───── Listed records ─────
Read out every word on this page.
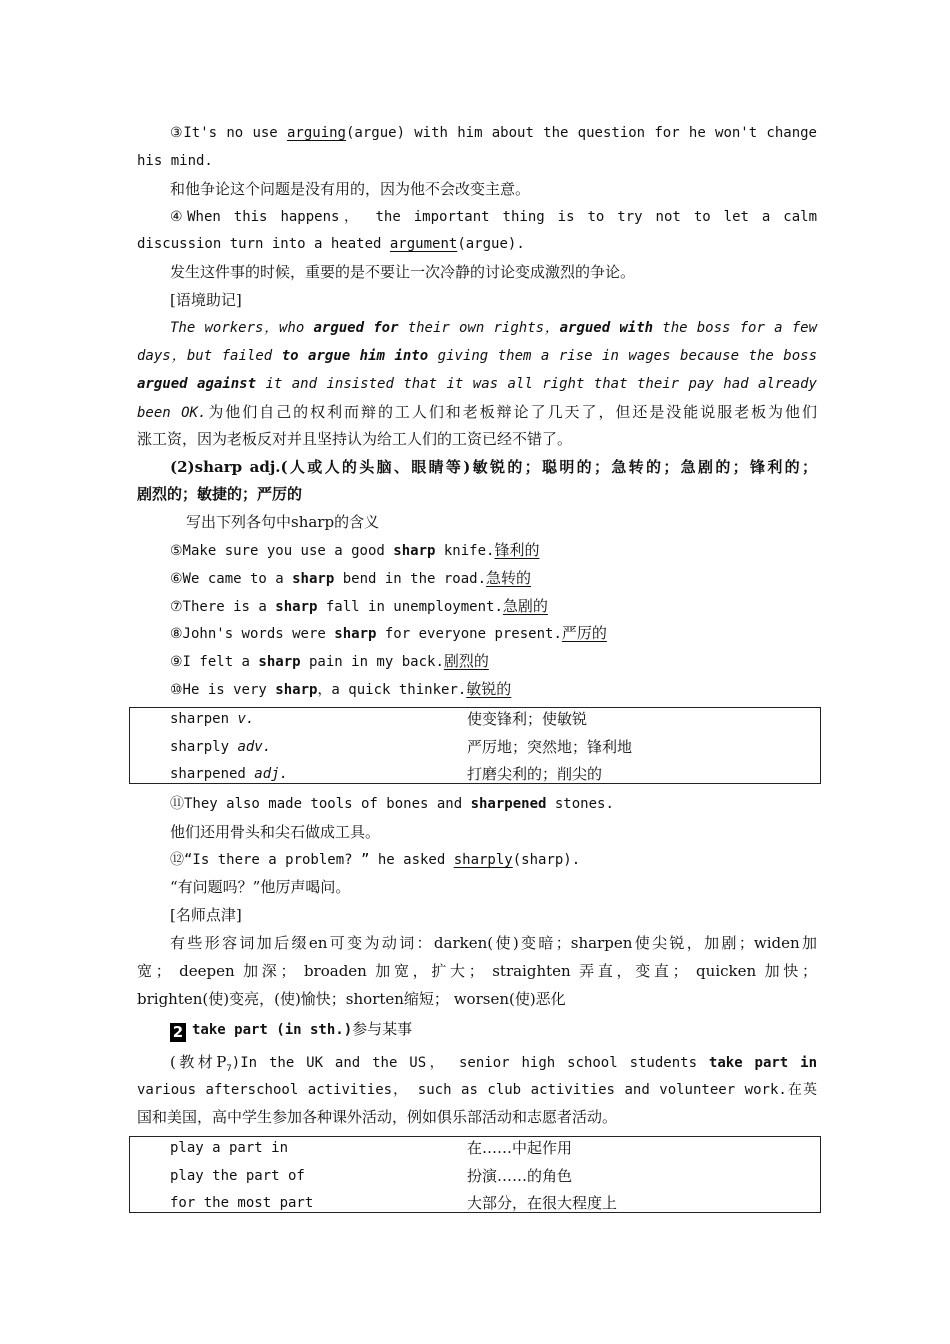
③It's no use arguing(argue) with him about the question for he won't change
his mind.
和他争论这个问题是没有用的，因为他不会改变主意。
④When this happens， the important thing is to try not to let a calm
discussion turn into a heated argument(argue).
发生这件事的时候，重要的是不要让一次冷静的讨论变成激烈的争论。
[语境助记]
The workers，who argued for their own rights，argued with the boss for a few
days，but failed to argue him into giving them a rise in wages because the boss
argued against it and insisted that it was all right that their pay had already
been OK.为他们自己的权利而辩的工人们和老板辩论了几天了，但还是没能说服老板为他们
涨工资，因为老板反对并且坚持认为给工人们的工资已经不错了。
(2)sharp adj.(人或人的头脑、眼睛等)敏锐的；聪明的；急转的；急剧的；锋利的；
剧烈的；敏捷的；严厉的
写出下列各句中sharp的含义
⑤Make sure you use a good sharp knife.锋利的
⑥We came to a sharp bend in the road.急转的
⑦There is a sharp fall in unemployment.急剧的
⑧John's words were sharp for everyone present.严厉的
⑨I felt a sharp pain in my back.剧烈的
⑩He is very sharp，a quick thinker.敏锐的
sharpen v.	使变锋利；使敏锐
sharply adv.	严厉地；突然地；锋利地
sharpened adj.	打磨尖利的；削尖的
⑪They also made tools of bones and sharpened stones.
他们还用骨头和尖石做成工具。
⑫“Is there a problem? ” he asked sharply(sharp).
“有问题吗？”他厉声喝问。
[名师点津]
有些形容词加后缀en可变为动词：darken(使)变暗；sharpen使尖锐，加剧；widen加
宽； deepen 加深； broaden 加宽，扩大； straighten 弄直，变直； quicken 加快；
brighten(使)变亮，(使)愉快；shorten缩短； worsen(使)恶化
2 take part (in sth.)参与某事
(教材$P_7)In$ the UK and the US， senior high school students take part in
various afterschool activities， such as club activities and volunteer work.在英
国和美国，高中学生参加各种课外活动，例如俱乐部活动和志愿者活动。
play a part in	在……中起作用
play the part of	扮演……的角色
for the most part	大部分，在很大程度上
─────
Exercise details -
Set down the complete material exactly, but do not include the images.

Task output -
Read out every word on this page.
③It's no use arguing(argue) with him about the question for he won't change
his mind.
和他争论这个问题是没有用的，因为他不会改变主意。
④When this happens， the important thing is to try not to let a calm
discussion turn into a heated argument(argue).
发生这件事的时候，重要的是不要让一次冷静的讨论变成激烈的争论。
[语境助记]
The workers，who argued for their own rights，argued with the boss for a few
days，but failed to argue him into giving them a rise in wages because the boss
argued against it and insisted that it was all right that their pay had already
been OK.为他们自己的权利而辩的工人们和老板辩论了几天了，但还是没能说服老板为他们
涨工资，因为老板反对并且坚持认为给工人们的工资已经不错了。
(2)sharp adj.(人或人的头脑、眼睛等)敏锐的；聪明的；急转的；急剧的；锋利的；
剧烈的；敏捷的；严厉的
写出下列各句中sharp的含义
⑤Make sure you use a good sharp knife.锋利的
⑥We came to a sharp bend in the road.急转的
⑦There is a sharp fall in unemployment.急剧的
⑧John's words were sharp for everyone present.严厉的
⑨I felt a sharp pain in my back.剧烈的
⑩He is very sharp，a quick thinker.敏锐的
sharpen v.	使变锋利；使敏锐
sharply adv.	严厉地；突然地；锋利地
sharpened adj.	打磨尖利的；削尖的
⑪They also made tools of bones and sharpened stones.
他们还用骨头和尖石做成工具。
⑫“Is there a problem? ” he asked sharply(sharp).
“有问题吗？”他厉声喝问。
[名师点津]
有些形容词加后缀en可变为动词：darken(使)变暗；sharpen使尖锐，加剧；widen加
宽； deepen 加深； broaden 加宽，扩大； straighten 弄直，变直； quicken 加快；
brighten(使)变亮，(使)愉快；shorten缩短； worsen(使)恶化
2 take part (in sth.)参与某事
(教材$P_7)In$ the UK and the US， senior high school students take part in
various afterschool activities， such as club activities and volunteer work.在英
国和美国，高中学生参加各种课外活动，例如俱乐部活动和志愿者活动。
play a part in	在……中起作用
play the part of	扮演……的角色
for the most part	大部分，在很大程度上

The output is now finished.